Extracted information>
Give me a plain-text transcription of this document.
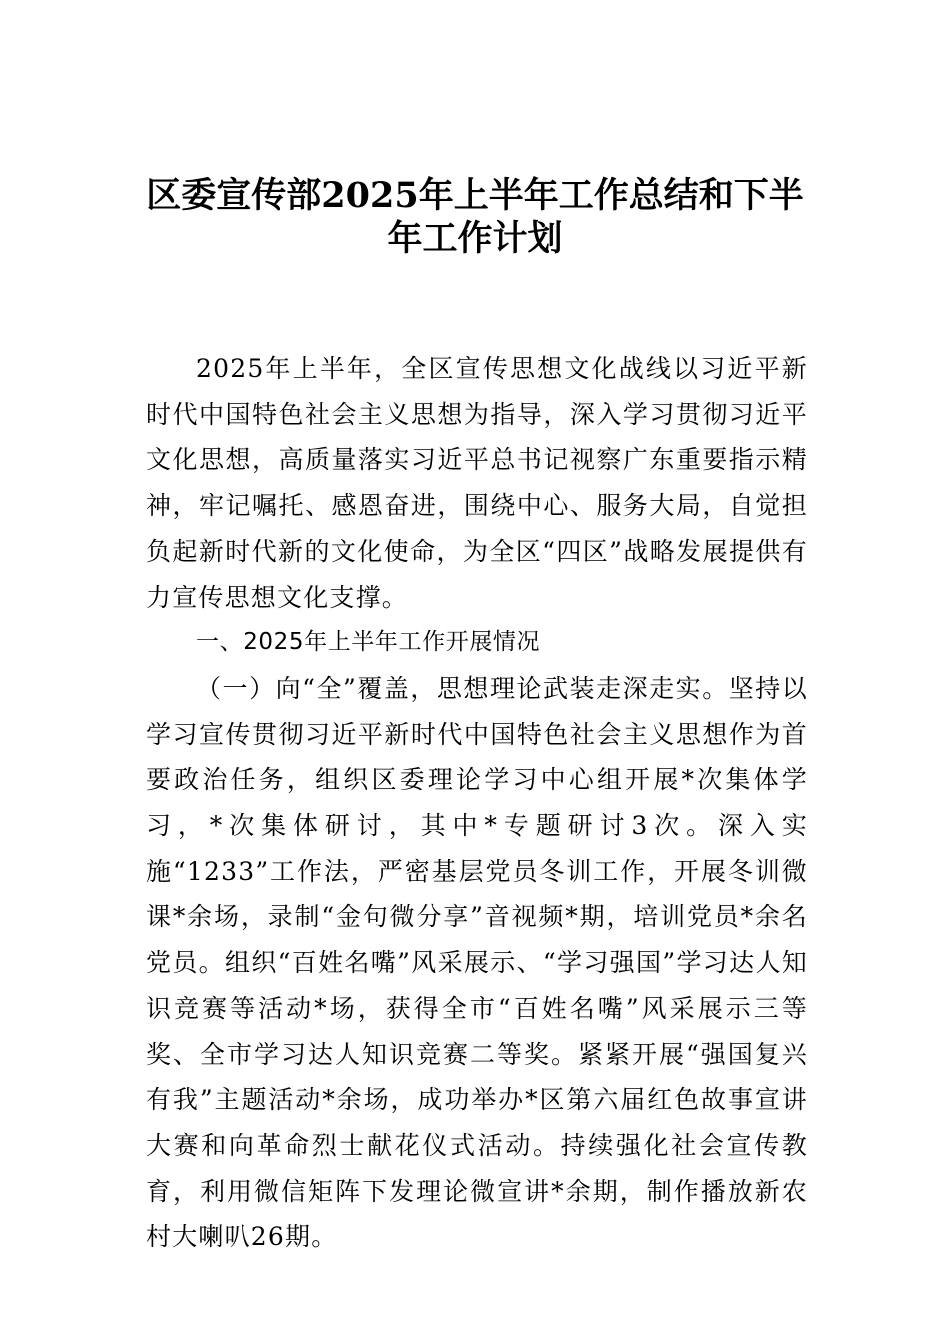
区委宣传部2025年上半年工作总结和下半
年工作计划

2025年上半年，全区宣传思想文化战线以习近平新时代中国特色社会主义思想为指导，深入学习贯彻习近平文化思想，高质量落实习近平总书记视察广东重要指示精神，牢记嘱托、感恩奋进，围绕中心、服务大局，自觉担负起新时代新的文化使命，为全区“四区”战略发展提供有力宣传思想文化支撑。

一、2025年上半年工作开展情况

（一）向“全”覆盖，思想理论武装走深走实。坚持以学习宣传贯彻习近平新时代中国特色社会主义思想作为首要政治任务，组织区委理论学习中心组开展*次集体学习，*次集体研讨，其中*专题研讨3次。深入实施“1233”工作法，严密基层党员冬训工作，开展冬训微课*余场，录制“金句微分享”音视频*期，培训党员*余名党员。组织“百姓名嘴”风采展示、“学习强国”学习达人知识竞赛等活动*场，获得全市“百姓名嘴”风采展示三等奖、全市学习达人知识竞赛二等奖。紧紧开展“强国复兴有我”主题活动*余场，成功举办*区第六届红色故事宣讲大赛和向革命烈士献花仪式活动。持续强化社会宣传教育，利用微信矩阵下发理论微宣讲*余期，制作播放新农村大喇叭26期。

Stated goal>
Transcribe the records verbatim and omit the images.

Response>
Give me a plain-text transcription of this document.
区委宣传部2025年上半年工作总结和下半
年工作计划

2025年上半年，全区宣传思想文化战线以习近平新时代中国特色社会主义思想为指导，深入学习贯彻习近平文化思想，高质量落实习近平总书记视察广东重要指示精神，牢记嘱托、感恩奋进，围绕中心、服务大局，自觉担负起新时代新的文化使命，为全区“四区”战略发展提供有力宣传思想文化支撑。

一、2025年上半年工作开展情况

（一）向“全”覆盖，思想理论武装走深走实。坚持以学习宣传贯彻习近平新时代中国特色社会主义思想作为首要政治任务，组织区委理论学习中心组开展*次集体学习，*次集体研讨，其中*专题研讨3次。深入实施“1233”工作法，严密基层党员冬训工作，开展冬训微课*余场，录制“金句微分享”音视频*期，培训党员*余名党员。组织“百姓名嘴”风采展示、“学习强国”学习达人知识竞赛等活动*场，获得全市“百姓名嘴”风采展示三等奖、全市学习达人知识竞赛二等奖。紧紧开展“强国复兴有我”主题活动*余场，成功举办*区第六届红色故事宣讲大赛和向革命烈士献花仪式活动。持续强化社会宣传教育，利用微信矩阵下发理论微宣讲*余期，制作播放新农村大喇叭26期。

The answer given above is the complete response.